- Your goal
Pictures do not belong in the copy, so please give every entry below again exactly.
*****
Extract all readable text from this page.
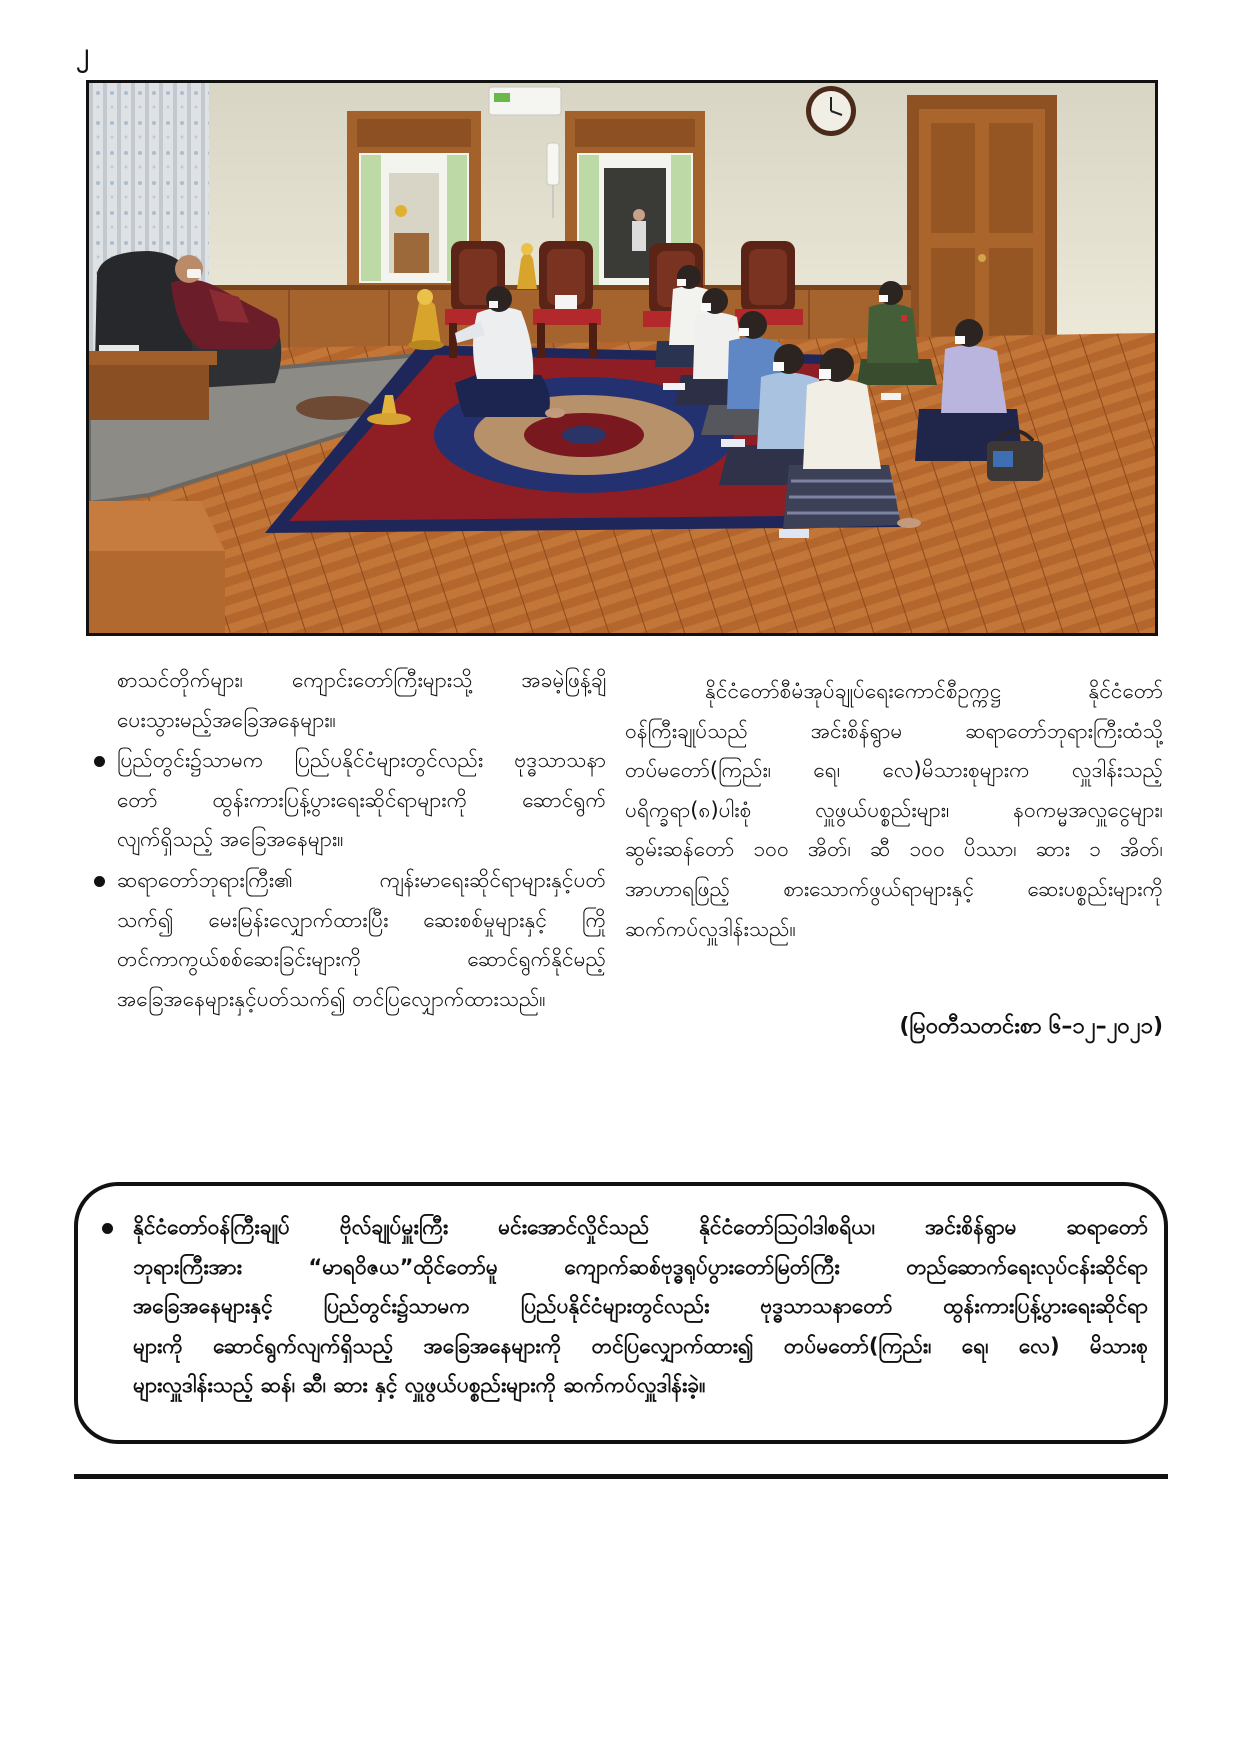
၂
စာသင်တိုက်များ၊ ကျောင်းတော်ကြီးများသို့ အခမဲ့ဖြန့်ချိ
ပေးသွားမည့်အခြေအနေများ။
ပြည်တွင်း၌သာမက ပြည်ပနိုင်ငံများတွင်လည်း ဗုဒ္ဓသာသနာ
တော် ထွန်းကားပြန့်ပွားရေးဆိုင်ရာများကို ဆောင်ရွက်
လျက်ရှိသည့် အခြေအနေများ။
ဆရာတော်ဘုရားကြီး၏ ကျန်းမာရေးဆိုင်ရာများနှင့်ပတ်
သက်၍ မေးမြန်းလျှောက်ထားပြီး ဆေးစစ်မှုများနှင့် ကြို
တင်ကာကွယ်စစ်ဆေးခြင်းများကို ဆောင်ရွက်နိုင်မည့်
အခြေအနေများနှင့်ပတ်သက်၍ တင်ပြလျှောက်ထားသည်။
နိုင်ငံတော်စီမံအုပ်ချုပ်ရေးကောင်စီဥက္ကဋ္ဌ နိုင်ငံတော်
ဝန်ကြီးချုပ်သည် အင်းစိန်ရွာမ ဆရာတော်ဘုရားကြီးထံသို့
တပ်မတော်(ကြည်း၊ ရေ၊ လေ)မိသားစုများက လှူဒါန်းသည့်
ပရိက္ခရာ(၈)ပါးစုံ လှူဖွယ်ပစ္စည်းများ၊ နဝကမ္မအလှူငွေများ၊
ဆွမ်းဆန်တော် ၁၀၀ အိတ်၊ ဆီ ၁၀၀ ပိဿာ၊ ဆား ၁ အိတ်၊
အာဟာရဖြည့် စားသောက်ဖွယ်ရာများနှင့် ဆေးပစ္စည်းများကို
ဆက်ကပ်လှူဒါန်းသည်။
(မြဝတီသတင်းစာ ၆–၁၂–၂၀၂၁)
နိုင်ငံတော်ဝန်ကြီးချုပ် ဗိုလ်ချုပ်မှူးကြီး မင်းအောင်လှိုင်သည် နိုင်ငံတော်သြဝါဒါစရိယ၊ အင်းစိန်ရွာမ ဆရာတော်
ဘုရားကြီးအား “မာရဝိဇယ”ထိုင်တော်မူ ကျောက်ဆစ်ဗုဒ္ဓရုပ်ပွားတော်မြတ်ကြီး တည်ဆောက်ရေးလုပ်ငန်းဆိုင်ရာ
အခြေအနေများနှင့် ပြည်တွင်း၌သာမက ပြည်ပနိုင်ငံများတွင်လည်း ဗုဒ္ဓသာသနာတော် ထွန်းကားပြန့်ပွားရေးဆိုင်ရာ
များကို ဆောင်ရွက်လျက်ရှိသည့် အခြေအနေများကို တင်ပြလျှောက်ထား၍ တပ်မတော်(ကြည်း၊ ရေ၊ လေ) မိသားစု
များလှူဒါန်းသည့် ဆန်၊ ဆီ၊ ဆား နှင့် လှူဖွယ်ပစ္စည်းများကို ဆက်ကပ်လှူဒါန်းခဲ့။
*****
- Solved problem
Extract all readable text from this page.
၂
စာသင်တိုက်များ၊ ကျောင်းတော်ကြီးများသို့ အခမဲ့ဖြန့်ချိ
ပေးသွားမည့်အခြေအနေများ။
ပြည်တွင်း၌သာမက ပြည်ပနိုင်ငံများတွင်လည်း ဗုဒ္ဓသာသနာ
တော် ထွန်းကားပြန့်ပွားရေးဆိုင်ရာများကို ဆောင်ရွက်
လျက်ရှိသည့် အခြေအနေများ။
ဆရာတော်ဘုရားကြီး၏ ကျန်းမာရေးဆိုင်ရာများနှင့်ပတ်
သက်၍ မေးမြန်းလျှောက်ထားပြီး ဆေးစစ်မှုများနှင့် ကြို
တင်ကာကွယ်စစ်ဆေးခြင်းများကို ဆောင်ရွက်နိုင်မည့်
အခြေအနေများနှင့်ပတ်သက်၍ တင်ပြလျှောက်ထားသည်။
နိုင်ငံတော်စီမံအုပ်ချုပ်ရေးကောင်စီဥက္ကဋ္ဌ နိုင်ငံတော်
ဝန်ကြီးချုပ်သည် အင်းစိန်ရွာမ ဆရာတော်ဘုရားကြီးထံသို့
တပ်မတော်(ကြည်း၊ ရေ၊ လေ)မိသားစုများက လှူဒါန်းသည့်
ပရိက္ခရာ(၈)ပါးစုံ လှူဖွယ်ပစ္စည်းများ၊ နဝကမ္မအလှူငွေများ၊
ဆွမ်းဆန်တော် ၁၀၀ အိတ်၊ ဆီ ၁၀၀ ပိဿာ၊ ဆား ၁ အိတ်၊
အာဟာရဖြည့် စားသောက်ဖွယ်ရာများနှင့် ဆေးပစ္စည်းများကို
ဆက်ကပ်လှူဒါန်းသည်။
(မြဝတီသတင်းစာ ၆–၁၂–၂၀၂၁)
နိုင်ငံတော်ဝန်ကြီးချုပ် ဗိုလ်ချုပ်မှူးကြီး မင်းအောင်လှိုင်သည် နိုင်ငံတော်သြဝါဒါစရိယ၊ အင်းစိန်ရွာမ ဆရာတော်
ဘုရားကြီးအား “မာရဝိဇယ”ထိုင်တော်မူ ကျောက်ဆစ်ဗုဒ္ဓရုပ်ပွားတော်မြတ်ကြီး တည်ဆောက်ရေးလုပ်ငန်းဆိုင်ရာ
အခြေအနေများနှင့် ပြည်တွင်း၌သာမက ပြည်ပနိုင်ငံများတွင်လည်း ဗုဒ္ဓသာသနာတော် ထွန်းကားပြန့်ပွားရေးဆိုင်ရာ
များကို ဆောင်ရွက်လျက်ရှိသည့် အခြေအနေများကို တင်ပြလျှောက်ထား၍ တပ်မတော်(ကြည်း၊ ရေ၊ လေ) မိသားစု
များလှူဒါန်းသည့် ဆန်၊ ဆီ၊ ဆား နှင့် လှူဖွယ်ပစ္စည်းများကို ဆက်ကပ်လှူဒါန်းခဲ့။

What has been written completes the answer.